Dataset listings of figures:
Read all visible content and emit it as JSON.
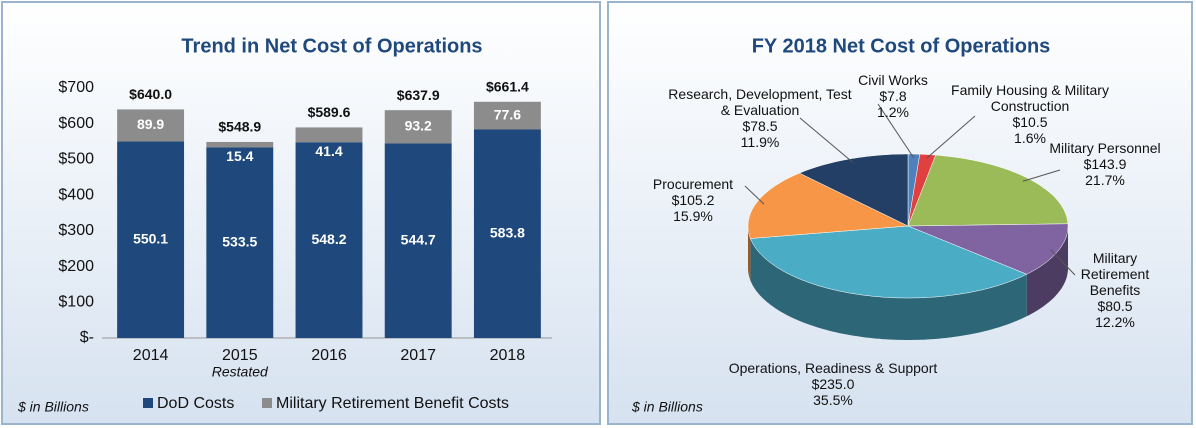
{
  "chart_data": [
    {
      "type": "stacked_bar",
      "title": "Trend in Net Cost of Operations",
      "note": "$ in Billions",
      "categories": [
        "2014",
        "2015",
        "2016",
        "2017",
        "2018"
      ],
      "x_sublabels": [
        null,
        "Restated",
        null,
        null,
        null
      ],
      "series": [
        {
          "name": "DoD Costs",
          "color": "#1f497d",
          "values": [
            550.1,
            533.5,
            548.2,
            544.7,
            583.8
          ]
        },
        {
          "name": "Military Retirement Benefit Costs",
          "color": "#8c8c8c",
          "values": [
            89.9,
            15.4,
            41.4,
            93.2,
            77.6
          ]
        }
      ],
      "totals": [
        640.0,
        548.9,
        589.6,
        637.9,
        661.4
      ],
      "total_labels": [
        "$640.0",
        "$548.9",
        "$589.6",
        "$637.9",
        "$661.4"
      ],
      "ylim": [
        0,
        700
      ],
      "yticks": [
        {
          "value": 0,
          "label": "$-"
        },
        {
          "value": 100,
          "label": "$100"
        },
        {
          "value": 200,
          "label": "$200"
        },
        {
          "value": 300,
          "label": "$300"
        },
        {
          "value": 400,
          "label": "$400"
        },
        {
          "value": 500,
          "label": "$500"
        },
        {
          "value": 600,
          "label": "$600"
        },
        {
          "value": 700,
          "label": "$700"
        }
      ],
      "grid": false
    },
    {
      "type": "pie",
      "title": "FY 2018 Net Cost of Operations",
      "note": "$ in Billions",
      "categories": [
        "Civil Works",
        "Family Housing & Military Construction",
        "Military Personnel",
        "Military Retirement Benefits",
        "Operations, Readiness & Support",
        "Procurement",
        "Research, Development, Test & Evaluation"
      ],
      "values": [
        7.8,
        10.5,
        143.9,
        80.5,
        235.0,
        105.2,
        78.5
      ],
      "value_labels": [
        "$7.8",
        "$10.5",
        "$143.9",
        "$80.5",
        "$235.0",
        "$105.2",
        "$78.5"
      ],
      "percents": [
        1.2,
        1.6,
        21.7,
        12.2,
        35.5,
        15.9,
        11.9
      ],
      "percent_labels": [
        "1.2%",
        "1.6%",
        "21.7%",
        "12.2%",
        "35.5%",
        "15.9%",
        "11.9%"
      ],
      "colors": [
        "#4f81bd",
        "#e0403f",
        "#9bbb59",
        "#8064a2",
        "#4bacc6",
        "#f79646",
        "#243f66"
      ]
    }
  ]
}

DIRECTIONS FOR THIS TASK
From the data above, copy each line where the string "name" appears.

TASK OUTPUT
          "name": "DoD Costs",
          "name": "Military Retirement Benefit Costs",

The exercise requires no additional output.